## Aim of the exercise
Pick out each line of the records in which the word "akce" appears.
>> BEGIN Task input
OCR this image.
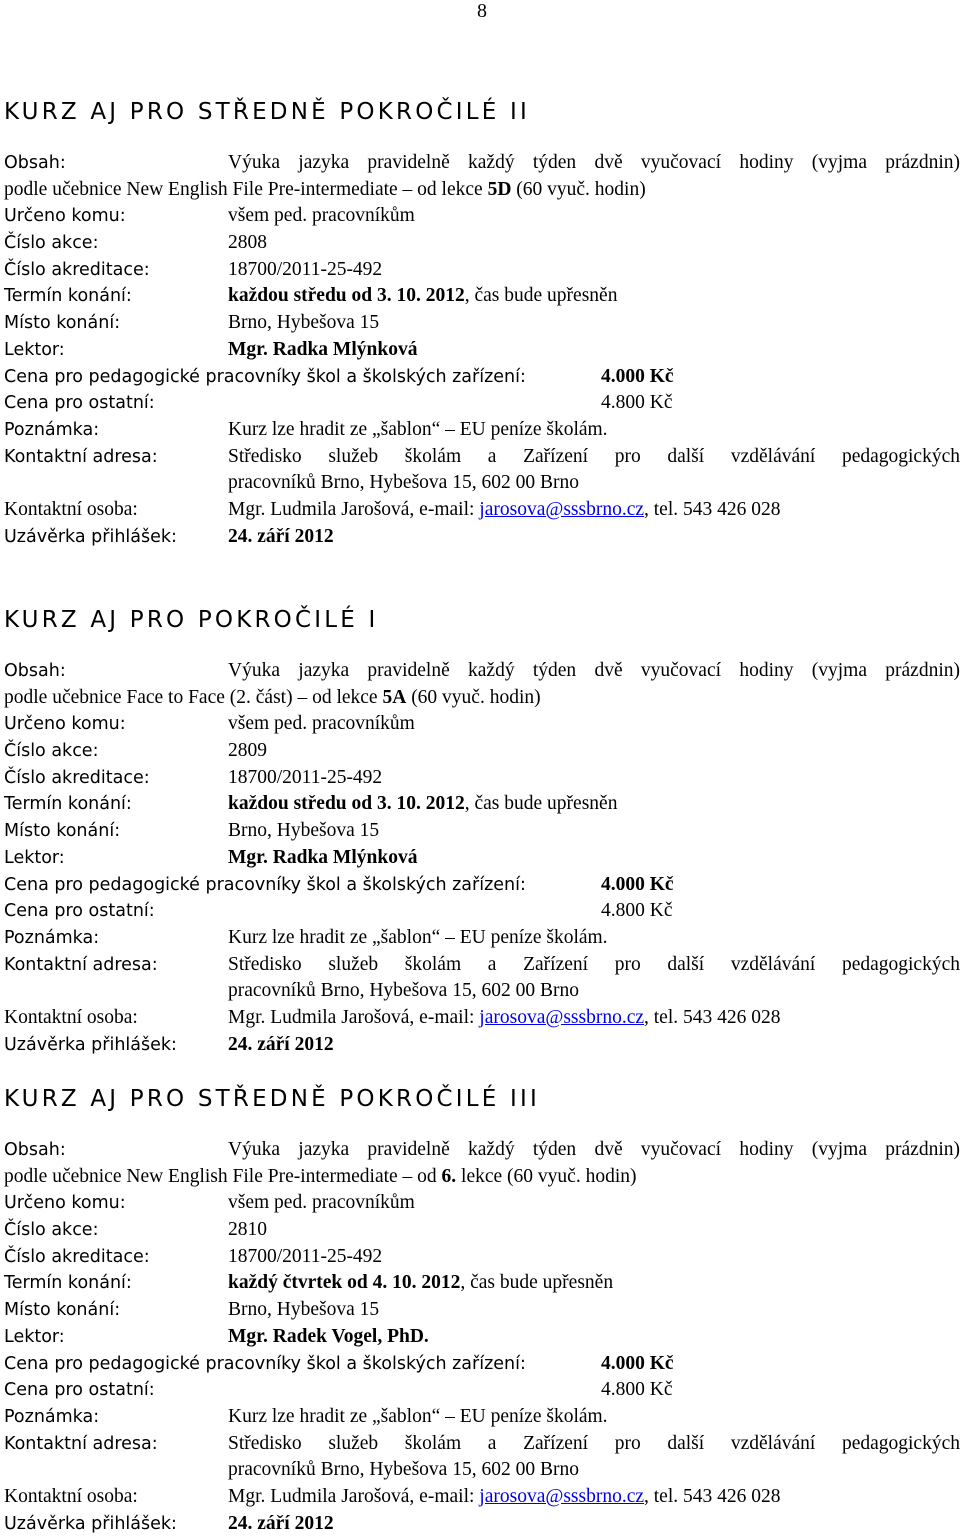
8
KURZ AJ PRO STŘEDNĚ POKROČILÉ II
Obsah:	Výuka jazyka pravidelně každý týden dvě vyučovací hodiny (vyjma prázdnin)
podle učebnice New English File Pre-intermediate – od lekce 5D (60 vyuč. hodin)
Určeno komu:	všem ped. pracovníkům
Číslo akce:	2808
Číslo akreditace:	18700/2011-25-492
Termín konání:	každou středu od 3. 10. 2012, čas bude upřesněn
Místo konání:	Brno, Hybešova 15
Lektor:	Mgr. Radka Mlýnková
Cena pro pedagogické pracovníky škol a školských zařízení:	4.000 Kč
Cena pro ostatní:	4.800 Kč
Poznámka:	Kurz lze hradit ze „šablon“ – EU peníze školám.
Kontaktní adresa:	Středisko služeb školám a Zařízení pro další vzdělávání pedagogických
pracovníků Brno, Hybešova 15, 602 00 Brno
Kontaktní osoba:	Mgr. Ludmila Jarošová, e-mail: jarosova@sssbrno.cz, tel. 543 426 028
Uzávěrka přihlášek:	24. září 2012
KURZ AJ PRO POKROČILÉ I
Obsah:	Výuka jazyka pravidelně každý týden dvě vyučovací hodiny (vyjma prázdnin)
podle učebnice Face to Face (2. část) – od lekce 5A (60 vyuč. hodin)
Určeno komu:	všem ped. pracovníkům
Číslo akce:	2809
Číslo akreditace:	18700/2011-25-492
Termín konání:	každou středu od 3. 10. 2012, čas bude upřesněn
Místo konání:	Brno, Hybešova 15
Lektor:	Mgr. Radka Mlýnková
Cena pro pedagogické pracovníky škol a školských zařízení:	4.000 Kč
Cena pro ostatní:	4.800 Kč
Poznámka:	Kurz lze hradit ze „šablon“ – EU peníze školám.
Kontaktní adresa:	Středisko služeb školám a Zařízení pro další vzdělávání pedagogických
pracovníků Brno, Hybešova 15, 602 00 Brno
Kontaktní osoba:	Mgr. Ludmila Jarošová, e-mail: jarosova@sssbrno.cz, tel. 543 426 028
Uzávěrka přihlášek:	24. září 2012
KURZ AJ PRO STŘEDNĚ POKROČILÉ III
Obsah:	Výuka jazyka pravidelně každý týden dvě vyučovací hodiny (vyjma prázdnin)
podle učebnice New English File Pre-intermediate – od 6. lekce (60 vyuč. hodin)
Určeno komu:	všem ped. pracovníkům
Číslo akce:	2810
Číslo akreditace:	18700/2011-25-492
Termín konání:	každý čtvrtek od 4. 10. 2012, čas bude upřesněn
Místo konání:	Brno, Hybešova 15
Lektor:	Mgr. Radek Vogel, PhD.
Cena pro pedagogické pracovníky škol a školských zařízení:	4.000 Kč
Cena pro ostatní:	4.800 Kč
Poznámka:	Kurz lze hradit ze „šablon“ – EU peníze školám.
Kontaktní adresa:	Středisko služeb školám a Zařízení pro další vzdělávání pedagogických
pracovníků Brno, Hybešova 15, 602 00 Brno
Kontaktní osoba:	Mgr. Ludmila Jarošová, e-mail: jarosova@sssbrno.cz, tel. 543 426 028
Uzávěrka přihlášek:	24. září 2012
>> END Task input
>> BEGIN Task input
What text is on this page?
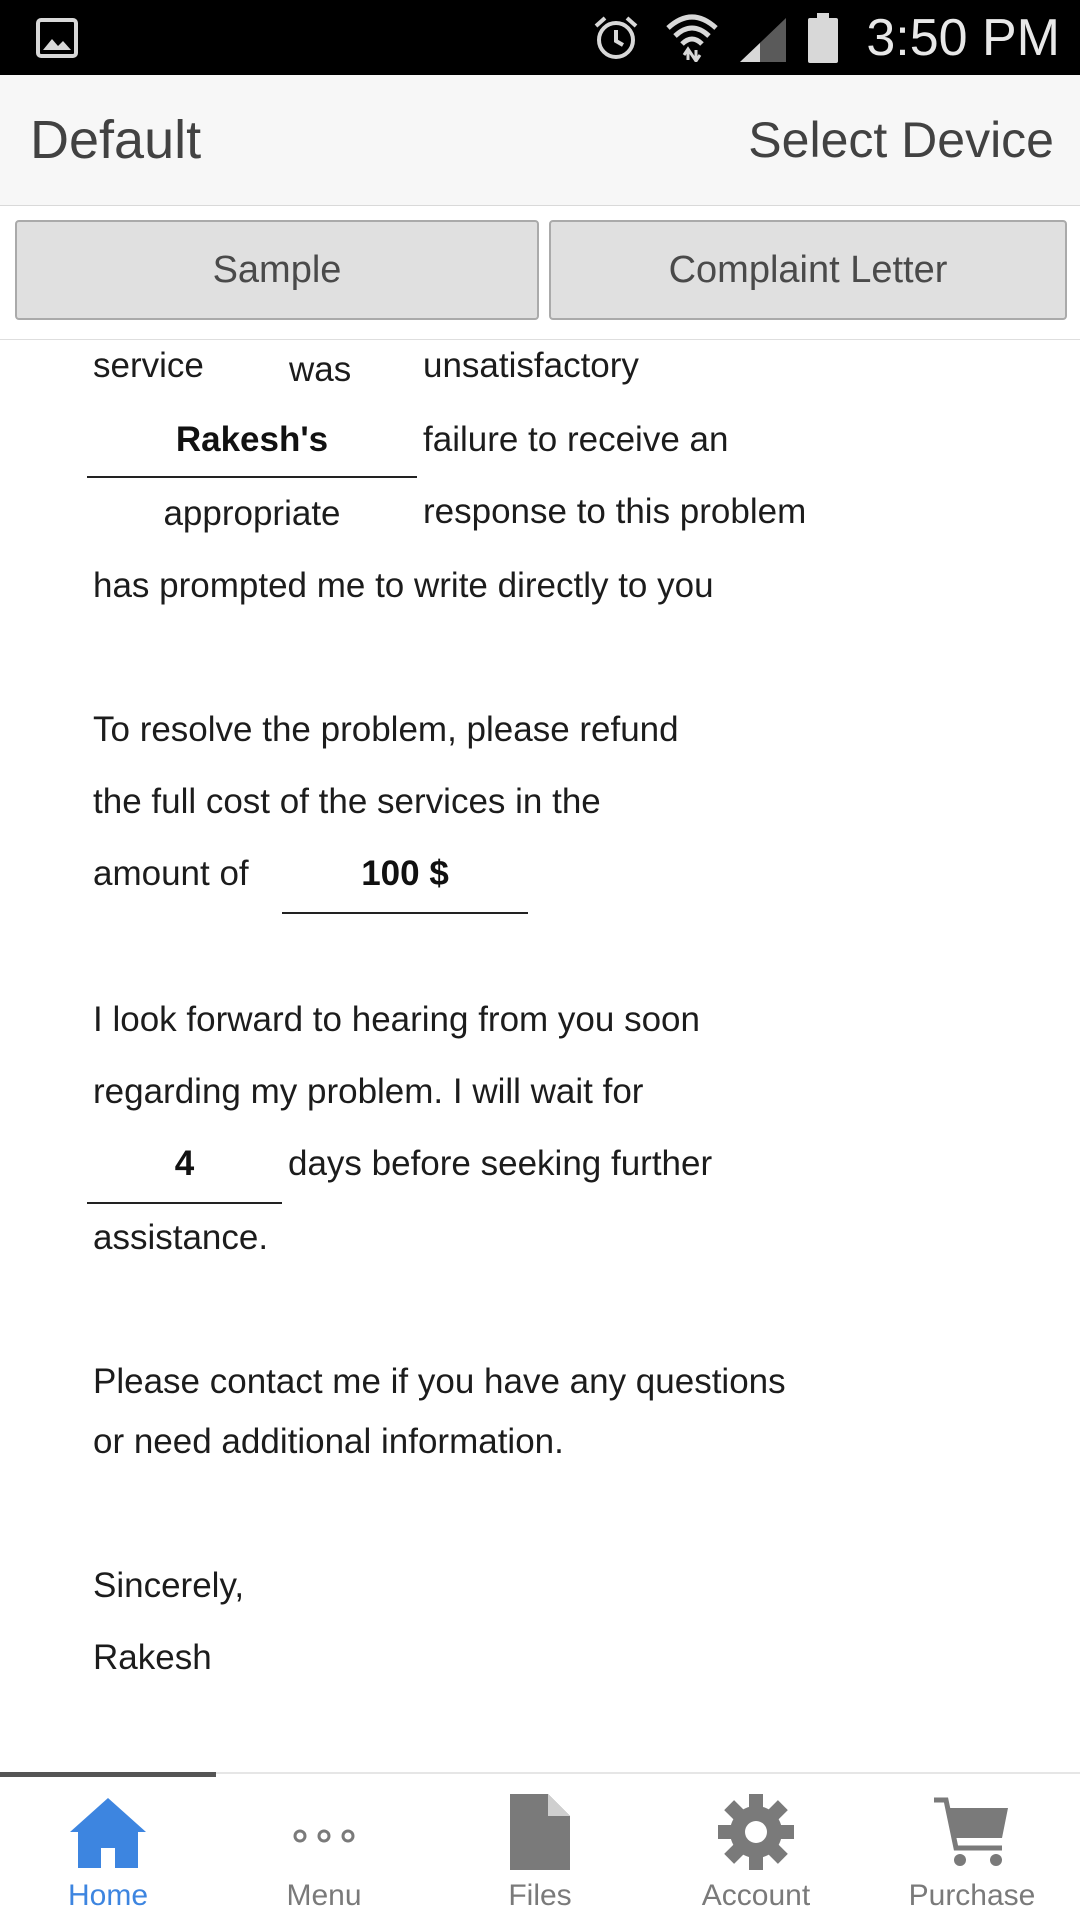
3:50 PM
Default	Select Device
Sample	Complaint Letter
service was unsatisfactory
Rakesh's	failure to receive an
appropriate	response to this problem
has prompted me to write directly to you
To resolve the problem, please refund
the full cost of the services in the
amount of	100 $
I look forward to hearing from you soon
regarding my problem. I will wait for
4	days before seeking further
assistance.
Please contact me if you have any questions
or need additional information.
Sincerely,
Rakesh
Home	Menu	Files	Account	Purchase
>> END Task input
## Exercise solution
Číslo akce:	2808
Číslo akce:	2809
Číslo akce:	2810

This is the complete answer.